Rows from a dataset
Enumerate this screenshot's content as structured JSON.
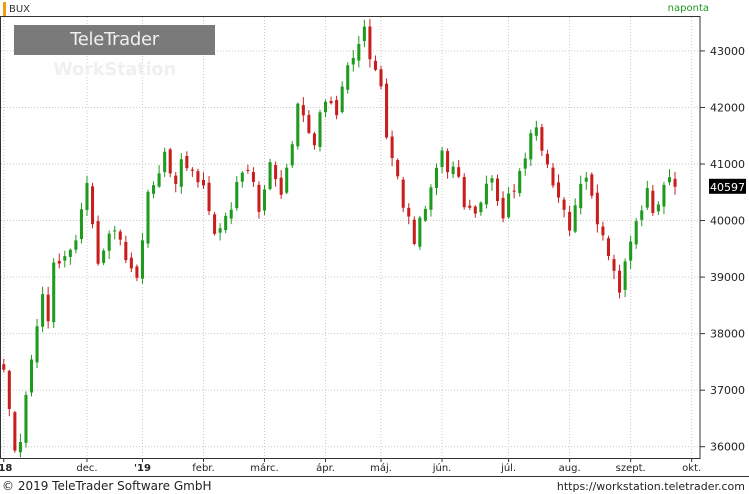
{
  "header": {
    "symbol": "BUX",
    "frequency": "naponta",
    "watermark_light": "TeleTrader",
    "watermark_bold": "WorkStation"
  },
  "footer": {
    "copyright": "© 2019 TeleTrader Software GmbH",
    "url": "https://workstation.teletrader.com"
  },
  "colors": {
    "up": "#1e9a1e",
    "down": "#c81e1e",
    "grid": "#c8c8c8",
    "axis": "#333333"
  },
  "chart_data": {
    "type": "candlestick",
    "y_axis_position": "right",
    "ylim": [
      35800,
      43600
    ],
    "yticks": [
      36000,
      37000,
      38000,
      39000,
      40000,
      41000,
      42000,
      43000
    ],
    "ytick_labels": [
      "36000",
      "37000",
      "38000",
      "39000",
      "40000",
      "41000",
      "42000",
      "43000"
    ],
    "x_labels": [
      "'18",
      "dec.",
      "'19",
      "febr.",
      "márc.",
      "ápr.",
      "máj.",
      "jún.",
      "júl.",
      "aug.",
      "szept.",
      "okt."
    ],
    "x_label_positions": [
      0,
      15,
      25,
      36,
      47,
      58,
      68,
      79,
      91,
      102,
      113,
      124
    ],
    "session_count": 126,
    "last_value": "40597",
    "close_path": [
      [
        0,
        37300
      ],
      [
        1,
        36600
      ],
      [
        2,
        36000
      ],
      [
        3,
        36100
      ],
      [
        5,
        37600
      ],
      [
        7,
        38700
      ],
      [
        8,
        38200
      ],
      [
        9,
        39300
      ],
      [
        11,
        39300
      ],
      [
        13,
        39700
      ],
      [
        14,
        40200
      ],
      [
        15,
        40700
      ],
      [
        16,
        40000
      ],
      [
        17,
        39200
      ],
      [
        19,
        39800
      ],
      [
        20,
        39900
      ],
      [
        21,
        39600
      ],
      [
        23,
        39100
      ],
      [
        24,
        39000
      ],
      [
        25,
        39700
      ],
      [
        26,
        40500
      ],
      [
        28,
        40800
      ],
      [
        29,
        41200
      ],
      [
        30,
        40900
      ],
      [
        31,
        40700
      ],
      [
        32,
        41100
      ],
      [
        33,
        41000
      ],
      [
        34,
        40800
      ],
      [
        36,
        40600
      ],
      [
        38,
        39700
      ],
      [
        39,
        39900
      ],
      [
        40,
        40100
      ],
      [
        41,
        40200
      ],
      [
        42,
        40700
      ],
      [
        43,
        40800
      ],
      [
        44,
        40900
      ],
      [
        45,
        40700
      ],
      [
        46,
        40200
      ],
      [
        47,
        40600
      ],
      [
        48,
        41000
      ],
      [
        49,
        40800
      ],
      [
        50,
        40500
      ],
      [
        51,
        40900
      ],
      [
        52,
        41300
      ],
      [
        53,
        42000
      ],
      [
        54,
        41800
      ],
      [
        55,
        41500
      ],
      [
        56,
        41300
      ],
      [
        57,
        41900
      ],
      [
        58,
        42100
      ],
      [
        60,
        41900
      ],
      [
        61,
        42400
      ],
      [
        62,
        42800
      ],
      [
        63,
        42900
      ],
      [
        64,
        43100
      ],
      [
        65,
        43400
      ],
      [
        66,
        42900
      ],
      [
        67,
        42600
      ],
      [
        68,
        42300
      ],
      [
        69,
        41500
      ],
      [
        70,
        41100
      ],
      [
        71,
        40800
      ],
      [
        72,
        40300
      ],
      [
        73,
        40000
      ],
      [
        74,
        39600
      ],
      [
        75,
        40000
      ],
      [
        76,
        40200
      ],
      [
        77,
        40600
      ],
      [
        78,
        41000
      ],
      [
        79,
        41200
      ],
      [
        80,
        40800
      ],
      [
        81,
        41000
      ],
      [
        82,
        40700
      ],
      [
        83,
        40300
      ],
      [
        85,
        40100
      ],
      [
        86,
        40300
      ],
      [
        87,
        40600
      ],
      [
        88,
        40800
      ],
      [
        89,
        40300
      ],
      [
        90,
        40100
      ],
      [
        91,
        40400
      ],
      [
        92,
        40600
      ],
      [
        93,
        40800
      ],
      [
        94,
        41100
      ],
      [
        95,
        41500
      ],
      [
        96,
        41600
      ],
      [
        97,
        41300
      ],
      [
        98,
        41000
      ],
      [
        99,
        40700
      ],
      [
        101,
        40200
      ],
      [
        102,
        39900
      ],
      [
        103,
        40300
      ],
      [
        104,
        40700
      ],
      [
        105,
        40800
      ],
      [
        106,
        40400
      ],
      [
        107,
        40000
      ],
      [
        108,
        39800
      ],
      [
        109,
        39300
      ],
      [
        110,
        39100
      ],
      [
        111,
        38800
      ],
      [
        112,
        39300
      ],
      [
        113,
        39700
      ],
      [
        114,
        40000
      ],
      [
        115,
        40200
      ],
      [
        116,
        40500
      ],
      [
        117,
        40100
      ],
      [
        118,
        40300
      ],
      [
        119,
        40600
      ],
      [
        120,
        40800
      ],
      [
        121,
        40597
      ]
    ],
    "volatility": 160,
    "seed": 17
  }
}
==
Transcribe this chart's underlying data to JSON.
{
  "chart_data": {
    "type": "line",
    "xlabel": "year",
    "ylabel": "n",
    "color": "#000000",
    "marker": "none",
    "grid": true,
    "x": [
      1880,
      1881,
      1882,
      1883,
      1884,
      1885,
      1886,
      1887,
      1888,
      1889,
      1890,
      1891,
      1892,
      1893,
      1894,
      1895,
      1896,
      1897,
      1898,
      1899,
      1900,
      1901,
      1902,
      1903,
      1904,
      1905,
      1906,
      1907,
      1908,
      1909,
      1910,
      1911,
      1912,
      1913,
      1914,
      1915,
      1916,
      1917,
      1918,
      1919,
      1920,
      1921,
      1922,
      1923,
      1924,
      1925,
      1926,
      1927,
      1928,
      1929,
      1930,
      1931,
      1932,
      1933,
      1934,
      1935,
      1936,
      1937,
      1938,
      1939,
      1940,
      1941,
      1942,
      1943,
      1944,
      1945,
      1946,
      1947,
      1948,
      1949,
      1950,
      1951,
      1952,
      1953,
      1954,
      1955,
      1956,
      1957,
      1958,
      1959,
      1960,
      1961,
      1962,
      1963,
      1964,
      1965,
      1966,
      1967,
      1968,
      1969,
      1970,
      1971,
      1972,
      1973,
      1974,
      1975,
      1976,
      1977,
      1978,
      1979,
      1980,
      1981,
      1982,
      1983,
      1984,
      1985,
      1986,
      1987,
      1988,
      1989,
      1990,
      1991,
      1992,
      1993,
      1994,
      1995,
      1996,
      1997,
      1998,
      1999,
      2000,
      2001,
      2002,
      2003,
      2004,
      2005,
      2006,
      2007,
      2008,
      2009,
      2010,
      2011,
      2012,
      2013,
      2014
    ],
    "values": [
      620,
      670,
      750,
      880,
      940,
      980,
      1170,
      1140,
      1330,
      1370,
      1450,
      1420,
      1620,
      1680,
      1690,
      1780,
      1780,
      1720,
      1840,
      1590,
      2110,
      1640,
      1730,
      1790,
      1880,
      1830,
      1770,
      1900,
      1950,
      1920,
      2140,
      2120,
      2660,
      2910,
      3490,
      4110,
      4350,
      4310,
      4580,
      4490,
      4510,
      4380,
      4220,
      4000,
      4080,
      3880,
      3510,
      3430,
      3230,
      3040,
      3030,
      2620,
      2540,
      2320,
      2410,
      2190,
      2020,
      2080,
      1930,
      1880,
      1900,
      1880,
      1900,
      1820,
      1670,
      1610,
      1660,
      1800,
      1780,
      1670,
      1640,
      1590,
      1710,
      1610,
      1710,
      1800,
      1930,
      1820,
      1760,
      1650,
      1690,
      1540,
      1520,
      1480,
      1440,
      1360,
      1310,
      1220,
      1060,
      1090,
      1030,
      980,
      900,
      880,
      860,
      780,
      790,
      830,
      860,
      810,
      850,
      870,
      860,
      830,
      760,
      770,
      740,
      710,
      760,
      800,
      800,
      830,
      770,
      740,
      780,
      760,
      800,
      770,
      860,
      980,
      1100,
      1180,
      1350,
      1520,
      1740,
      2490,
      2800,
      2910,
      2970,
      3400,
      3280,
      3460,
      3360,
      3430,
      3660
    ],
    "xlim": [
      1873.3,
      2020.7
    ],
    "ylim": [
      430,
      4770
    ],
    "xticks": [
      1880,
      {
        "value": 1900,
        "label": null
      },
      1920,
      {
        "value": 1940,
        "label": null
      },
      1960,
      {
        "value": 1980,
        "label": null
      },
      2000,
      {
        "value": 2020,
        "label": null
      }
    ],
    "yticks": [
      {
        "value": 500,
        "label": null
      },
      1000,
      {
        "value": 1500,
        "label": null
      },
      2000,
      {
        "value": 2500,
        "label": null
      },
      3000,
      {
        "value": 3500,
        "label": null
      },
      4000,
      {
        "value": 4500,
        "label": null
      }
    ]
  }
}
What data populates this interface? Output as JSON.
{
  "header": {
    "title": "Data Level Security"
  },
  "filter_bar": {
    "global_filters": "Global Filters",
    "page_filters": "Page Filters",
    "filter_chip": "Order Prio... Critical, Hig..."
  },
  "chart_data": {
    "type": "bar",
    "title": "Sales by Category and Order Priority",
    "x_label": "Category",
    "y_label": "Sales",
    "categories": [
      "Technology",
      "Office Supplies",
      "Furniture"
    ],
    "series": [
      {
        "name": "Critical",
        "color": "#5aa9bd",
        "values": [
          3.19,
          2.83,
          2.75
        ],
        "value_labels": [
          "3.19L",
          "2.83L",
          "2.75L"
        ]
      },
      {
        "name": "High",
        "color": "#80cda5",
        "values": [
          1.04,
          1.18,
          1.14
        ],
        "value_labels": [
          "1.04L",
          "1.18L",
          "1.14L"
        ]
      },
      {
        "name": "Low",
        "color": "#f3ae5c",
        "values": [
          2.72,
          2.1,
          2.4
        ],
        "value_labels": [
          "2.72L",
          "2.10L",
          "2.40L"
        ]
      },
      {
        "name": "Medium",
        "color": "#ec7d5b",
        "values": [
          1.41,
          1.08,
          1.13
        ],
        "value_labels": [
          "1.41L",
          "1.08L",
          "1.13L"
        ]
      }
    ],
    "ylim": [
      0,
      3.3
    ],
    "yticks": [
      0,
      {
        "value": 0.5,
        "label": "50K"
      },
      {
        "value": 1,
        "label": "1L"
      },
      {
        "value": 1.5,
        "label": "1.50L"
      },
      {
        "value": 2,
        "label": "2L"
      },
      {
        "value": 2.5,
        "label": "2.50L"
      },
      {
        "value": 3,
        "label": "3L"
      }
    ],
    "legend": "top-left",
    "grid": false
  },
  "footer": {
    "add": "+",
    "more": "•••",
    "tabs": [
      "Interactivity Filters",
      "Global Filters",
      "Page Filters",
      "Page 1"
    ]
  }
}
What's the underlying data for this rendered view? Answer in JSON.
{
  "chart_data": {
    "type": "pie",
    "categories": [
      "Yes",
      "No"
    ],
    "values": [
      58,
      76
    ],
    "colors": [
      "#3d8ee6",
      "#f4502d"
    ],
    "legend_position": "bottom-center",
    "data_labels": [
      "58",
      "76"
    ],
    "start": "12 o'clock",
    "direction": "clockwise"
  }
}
---
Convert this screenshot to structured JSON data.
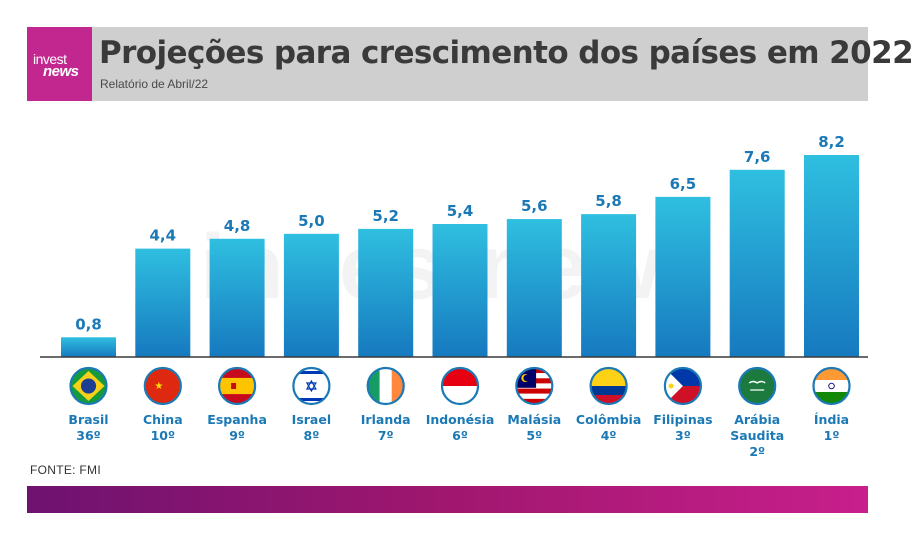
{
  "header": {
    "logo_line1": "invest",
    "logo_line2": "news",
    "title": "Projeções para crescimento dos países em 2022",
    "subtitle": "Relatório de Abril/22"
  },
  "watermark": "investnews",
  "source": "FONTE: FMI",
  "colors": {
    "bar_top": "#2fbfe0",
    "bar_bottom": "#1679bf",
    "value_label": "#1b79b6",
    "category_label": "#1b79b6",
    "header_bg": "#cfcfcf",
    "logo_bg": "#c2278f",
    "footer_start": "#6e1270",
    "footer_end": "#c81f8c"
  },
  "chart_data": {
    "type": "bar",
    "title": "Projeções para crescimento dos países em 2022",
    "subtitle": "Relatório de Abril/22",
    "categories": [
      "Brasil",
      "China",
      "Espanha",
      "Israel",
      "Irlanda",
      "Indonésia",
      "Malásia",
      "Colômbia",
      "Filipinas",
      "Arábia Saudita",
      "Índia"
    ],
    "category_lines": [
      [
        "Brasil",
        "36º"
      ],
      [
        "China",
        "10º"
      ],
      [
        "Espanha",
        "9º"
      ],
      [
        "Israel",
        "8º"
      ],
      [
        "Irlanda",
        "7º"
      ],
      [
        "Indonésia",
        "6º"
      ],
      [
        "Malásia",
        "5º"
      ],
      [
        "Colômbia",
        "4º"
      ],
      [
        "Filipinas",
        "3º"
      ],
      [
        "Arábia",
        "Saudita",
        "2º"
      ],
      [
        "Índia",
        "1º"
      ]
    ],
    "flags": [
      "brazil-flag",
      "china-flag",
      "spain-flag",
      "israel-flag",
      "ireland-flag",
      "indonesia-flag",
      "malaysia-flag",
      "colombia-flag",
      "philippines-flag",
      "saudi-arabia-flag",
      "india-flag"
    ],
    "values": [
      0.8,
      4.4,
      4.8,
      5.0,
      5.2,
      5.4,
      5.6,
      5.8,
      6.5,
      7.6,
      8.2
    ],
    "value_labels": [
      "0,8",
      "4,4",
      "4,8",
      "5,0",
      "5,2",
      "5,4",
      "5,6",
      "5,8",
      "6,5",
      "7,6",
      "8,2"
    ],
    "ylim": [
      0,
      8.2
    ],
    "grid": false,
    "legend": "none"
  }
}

__REQUEST__:
Copy all lines of the material above where the string "What" occurs.

__TASK RESULT__:
What data populates this interface? Output as JSON.
What's the underlying data for this rendered view? Answer in JSON.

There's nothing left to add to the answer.